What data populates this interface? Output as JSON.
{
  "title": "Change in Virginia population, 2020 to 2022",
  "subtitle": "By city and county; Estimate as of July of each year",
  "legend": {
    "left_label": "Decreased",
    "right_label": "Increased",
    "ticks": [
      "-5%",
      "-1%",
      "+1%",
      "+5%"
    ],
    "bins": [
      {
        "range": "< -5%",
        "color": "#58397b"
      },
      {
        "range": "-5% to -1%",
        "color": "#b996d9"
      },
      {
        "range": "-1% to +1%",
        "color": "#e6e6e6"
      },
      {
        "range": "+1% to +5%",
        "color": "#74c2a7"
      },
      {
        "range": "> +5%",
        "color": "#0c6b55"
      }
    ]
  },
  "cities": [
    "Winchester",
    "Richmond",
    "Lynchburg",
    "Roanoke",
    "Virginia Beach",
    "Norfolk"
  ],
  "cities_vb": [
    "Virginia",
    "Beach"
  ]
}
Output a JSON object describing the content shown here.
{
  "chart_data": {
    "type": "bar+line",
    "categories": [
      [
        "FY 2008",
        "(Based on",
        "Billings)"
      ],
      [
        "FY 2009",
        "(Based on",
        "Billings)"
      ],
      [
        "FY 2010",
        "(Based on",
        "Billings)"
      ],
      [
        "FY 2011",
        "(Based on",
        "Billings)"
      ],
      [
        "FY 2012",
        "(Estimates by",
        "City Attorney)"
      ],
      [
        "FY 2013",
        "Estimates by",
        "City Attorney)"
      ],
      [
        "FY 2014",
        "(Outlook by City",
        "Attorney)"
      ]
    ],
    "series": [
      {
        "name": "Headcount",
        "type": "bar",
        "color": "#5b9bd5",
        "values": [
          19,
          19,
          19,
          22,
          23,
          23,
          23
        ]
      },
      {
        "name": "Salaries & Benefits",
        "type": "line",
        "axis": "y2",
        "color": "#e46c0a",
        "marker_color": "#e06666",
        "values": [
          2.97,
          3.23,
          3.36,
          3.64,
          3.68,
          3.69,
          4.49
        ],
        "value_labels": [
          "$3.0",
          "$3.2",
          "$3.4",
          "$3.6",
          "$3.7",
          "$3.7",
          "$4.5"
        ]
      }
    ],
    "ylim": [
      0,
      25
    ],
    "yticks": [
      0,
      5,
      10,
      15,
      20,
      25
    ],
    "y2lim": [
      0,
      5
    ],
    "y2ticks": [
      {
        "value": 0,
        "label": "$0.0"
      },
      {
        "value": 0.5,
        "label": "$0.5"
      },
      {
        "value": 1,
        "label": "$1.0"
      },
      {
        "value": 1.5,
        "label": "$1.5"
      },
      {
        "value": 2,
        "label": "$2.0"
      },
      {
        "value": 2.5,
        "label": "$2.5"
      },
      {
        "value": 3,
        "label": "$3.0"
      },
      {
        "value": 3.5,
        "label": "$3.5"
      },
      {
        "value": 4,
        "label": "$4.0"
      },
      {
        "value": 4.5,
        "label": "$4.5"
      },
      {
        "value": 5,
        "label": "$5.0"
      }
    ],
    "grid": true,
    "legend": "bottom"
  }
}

---

Spot every line that holds "Output" and copy it.

What data populates this interface? Output as JSON.
Output a JSON object describing the content shown here.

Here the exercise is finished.